Source data

------------------------------------------------------------

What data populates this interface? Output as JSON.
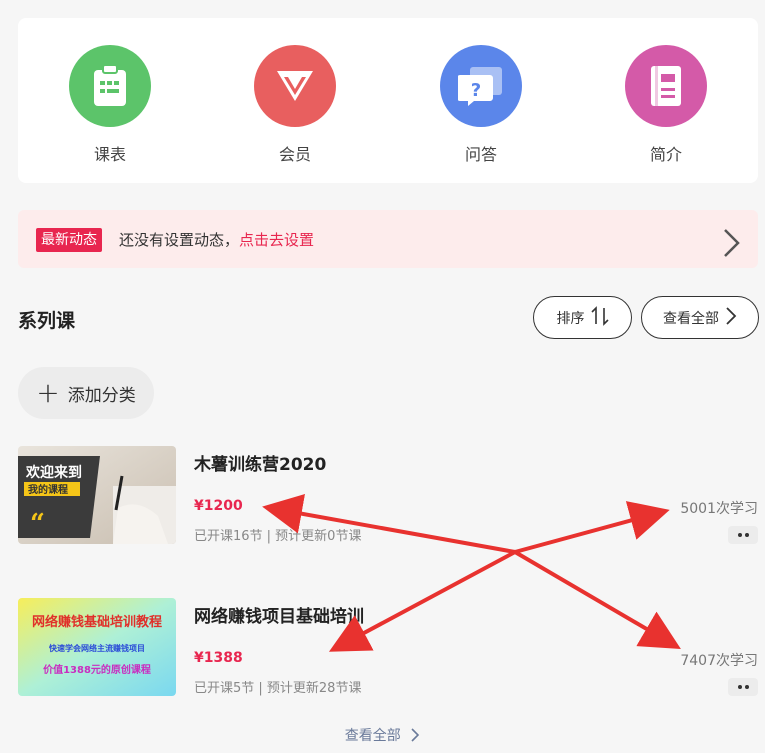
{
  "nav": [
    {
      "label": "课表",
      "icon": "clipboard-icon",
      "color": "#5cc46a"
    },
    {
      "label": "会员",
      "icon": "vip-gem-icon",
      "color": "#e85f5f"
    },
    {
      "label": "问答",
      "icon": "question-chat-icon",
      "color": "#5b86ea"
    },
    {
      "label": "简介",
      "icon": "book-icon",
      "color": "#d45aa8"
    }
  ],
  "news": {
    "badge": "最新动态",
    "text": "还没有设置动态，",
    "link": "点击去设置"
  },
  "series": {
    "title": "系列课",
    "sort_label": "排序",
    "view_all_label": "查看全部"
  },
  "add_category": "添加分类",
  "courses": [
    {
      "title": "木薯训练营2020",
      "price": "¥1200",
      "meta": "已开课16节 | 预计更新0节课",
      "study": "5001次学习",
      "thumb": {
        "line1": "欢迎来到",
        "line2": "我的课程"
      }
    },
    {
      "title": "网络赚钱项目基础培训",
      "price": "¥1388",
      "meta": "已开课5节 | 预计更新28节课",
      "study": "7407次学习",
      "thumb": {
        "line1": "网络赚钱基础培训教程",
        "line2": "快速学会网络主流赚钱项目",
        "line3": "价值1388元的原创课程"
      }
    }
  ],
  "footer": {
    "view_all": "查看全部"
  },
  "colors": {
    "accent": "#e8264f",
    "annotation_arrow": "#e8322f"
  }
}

------------------------------------------------------------

Copy the records word for word, leaving no picture in the copy.

▸ **Answer to the task**
What data populates this interface? Output as JSON.
{
  "nav": [
    {
      "label": "课表",
      "icon": "clipboard-icon",
      "color": "#5cc46a"
    },
    {
      "label": "会员",
      "icon": "vip-gem-icon",
      "color": "#e85f5f"
    },
    {
      "label": "问答",
      "icon": "question-chat-icon",
      "color": "#5b86ea"
    },
    {
      "label": "简介",
      "icon": "book-icon",
      "color": "#d45aa8"
    }
  ],
  "news": {
    "badge": "最新动态",
    "text": "还没有设置动态，",
    "link": "点击去设置"
  },
  "series": {
    "title": "系列课",
    "sort_label": "排序",
    "view_all_label": "查看全部"
  },
  "add_category": "添加分类",
  "courses": [
    {
      "title": "木薯训练营2020",
      "price": "¥1200",
      "meta": "已开课16节 | 预计更新0节课",
      "study": "5001次学习",
      "thumb": {
        "line1": "欢迎来到",
        "line2": "我的课程"
      }
    },
    {
      "title": "网络赚钱项目基础培训",
      "price": "¥1388",
      "meta": "已开课5节 | 预计更新28节课",
      "study": "7407次学习",
      "thumb": {
        "line1": "网络赚钱基础培训教程",
        "line2": "快速学会网络主流赚钱项目",
        "line3": "价值1388元的原创课程"
      }
    }
  ],
  "footer": {
    "view_all": "查看全部"
  },
  "colors": {
    "accent": "#e8264f",
    "annotation_arrow": "#e8322f"
  }
}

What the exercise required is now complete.